Start of DATA SECTION

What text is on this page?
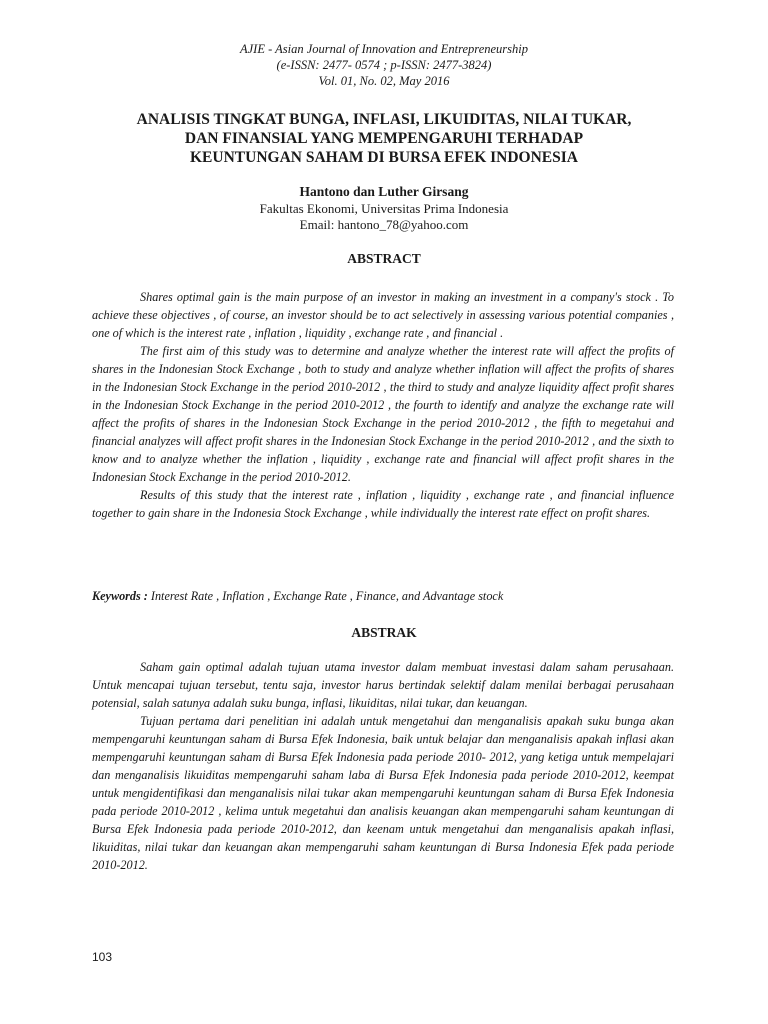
AJIE - Asian Journal of Innovation and Entrepreneurship
(e-ISSN: 2477- 0574 ; p-ISSN: 2477-3824)
Vol. 01, No. 02, May 2016
ANALISIS TINGKAT BUNGA, INFLASI, LIKUIDITAS, NILAI TUKAR,
DAN FINANSIAL YANG MEMPENGARUHI TERHADAP
KEUNTUNGAN SAHAM DI BURSA EFEK INDONESIA
Hantono dan Luther Girsang
Fakultas Ekonomi, Universitas Prima Indonesia
Email: hantono_78@yahoo.com
ABSTRACT

Shares optimal gain is the main purpose of an investor in making an investment in a company's stock . To achieve these objectives , of course, an investor should be to act selectively in assessing various potential companies , one of which is the interest rate , inflation , liquidity , exchange rate , and financial .

The first aim of this study was to determine and analyze whether the interest rate will affect the profits of shares in the Indonesian Stock Exchange , both to study and analyze whether inflation will affect the profits of shares in the Indonesian Stock Exchange in the period 2010-2012 , the third to study and analyze liquidity affect profit shares in the Indonesian Stock Exchange in the period 2010-2012 , the fourth to identify and analyze the exchange rate will affect the profits of shares in the Indonesian Stock Exchange in the period 2010-2012 , the fifth to megetahui and financial analyzes will affect profit shares in the Indonesian Stock Exchange in the period 2010-2012 , and the sixth to know and to analyze whether the inflation , liquidity , exchange rate and financial will affect profit shares in the Indonesian Stock Exchange in the period 2010-2012.

Results of this study that the interest rate , inflation , liquidity , exchange rate , and financial influence together to gain share in the Indonesia Stock Exchange , while individually the interest rate effect on profit shares.

Keywords : Interest Rate , Inflation , Exchange Rate , Finance, and Advantage stock
ABSTRAK

Saham gain optimal adalah tujuan utama investor dalam membuat investasi dalam saham perusahaan. Untuk mencapai tujuan tersebut, tentu saja, investor harus bertindak selektif dalam menilai berbagai perusahaan potensial, salah satunya adalah suku bunga, inflasi, likuiditas, nilai tukar, dan keuangan.

Tujuan pertama dari penelitian ini adalah untuk mengetahui dan menganalisis apakah suku bunga akan mempengaruhi keuntungan saham di Bursa Efek Indonesia, baik untuk belajar dan menganalisis apakah inflasi akan mempengaruhi keuntungan saham di Bursa Efek Indonesia pada periode 2010- 2012, yang ketiga untuk mempelajari dan menganalisis likuiditas mempengaruhi saham laba di Bursa Efek Indonesia pada periode 2010-2012, keempat untuk mengidentifikasi dan menganalisis nilai tukar akan mempengaruhi keuntungan saham di Bursa Efek Indonesia pada periode 2010-2012 , kelima untuk megetahui dan analisis keuangan akan mempengaruhi saham keuntungan di Bursa Efek Indonesia pada periode 2010-2012, dan keenam untuk mengetahui dan menganalisis apakah inflasi, likuiditas, nilai tukar dan keuangan akan mempengaruhi saham keuntungan di Bursa Indonesia Efek pada periode 2010-2012.

103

End of DATA SECTION

Can you repeat every record above exactly, apart from the pictures?

What text is on this page?
AJIE - Asian Journal of Innovation and Entrepreneurship
(e-ISSN: 2477- 0574 ; p-ISSN: 2477-3824)
Vol. 01, No. 02, May 2016
ANALISIS TINGKAT BUNGA, INFLASI, LIKUIDITAS, NILAI TUKAR,
DAN FINANSIAL YANG MEMPENGARUHI TERHADAP
KEUNTUNGAN SAHAM DI BURSA EFEK INDONESIA
Hantono dan Luther Girsang
Fakultas Ekonomi, Universitas Prima Indonesia
Email: hantono_78@yahoo.com
ABSTRACT

Shares optimal gain is the main purpose of an investor in making an investment in a company's stock . To achieve these objectives , of course, an investor should be to act selectively in assessing various potential companies , one of which is the interest rate , inflation , liquidity , exchange rate , and financial .

The first aim of this study was to determine and analyze whether the interest rate will affect the profits of shares in the Indonesian Stock Exchange , both to study and analyze whether inflation will affect the profits of shares in the Indonesian Stock Exchange in the period 2010-2012 , the third to study and analyze liquidity affect profit shares in the Indonesian Stock Exchange in the period 2010-2012 , the fourth to identify and analyze the exchange rate will affect the profits of shares in the Indonesian Stock Exchange in the period 2010-2012 , the fifth to megetahui and financial analyzes will affect profit shares in the Indonesian Stock Exchange in the period 2010-2012 , and the sixth to know and to analyze whether the inflation , liquidity , exchange rate and financial will affect profit shares in the Indonesian Stock Exchange in the period 2010-2012.

Results of this study that the interest rate , inflation , liquidity , exchange rate , and financial influence together to gain share in the Indonesia Stock Exchange , while individually the interest rate effect on profit shares.

Keywords : Interest Rate , Inflation , Exchange Rate , Finance, and Advantage stock
ABSTRAK

Saham gain optimal adalah tujuan utama investor dalam membuat investasi dalam saham perusahaan. Untuk mencapai tujuan tersebut, tentu saja, investor harus bertindak selektif dalam menilai berbagai perusahaan potensial, salah satunya adalah suku bunga, inflasi, likuiditas, nilai tukar, dan keuangan.

Tujuan pertama dari penelitian ini adalah untuk mengetahui dan menganalisis apakah suku bunga akan mempengaruhi keuntungan saham di Bursa Efek Indonesia, baik untuk belajar dan menganalisis apakah inflasi akan mempengaruhi keuntungan saham di Bursa Efek Indonesia pada periode 2010- 2012, yang ketiga untuk mempelajari dan menganalisis likuiditas mempengaruhi saham laba di Bursa Efek Indonesia pada periode 2010-2012, keempat untuk mengidentifikasi dan menganalisis nilai tukar akan mempengaruhi keuntungan saham di Bursa Efek Indonesia pada periode 2010-2012 , kelima untuk megetahui dan analisis keuangan akan mempengaruhi saham keuntungan di Bursa Efek Indonesia pada periode 2010-2012, dan keenam untuk mengetahui dan menganalisis apakah inflasi, likuiditas, nilai tukar dan keuangan akan mempengaruhi saham keuntungan di Bursa Indonesia Efek pada periode 2010-2012.

103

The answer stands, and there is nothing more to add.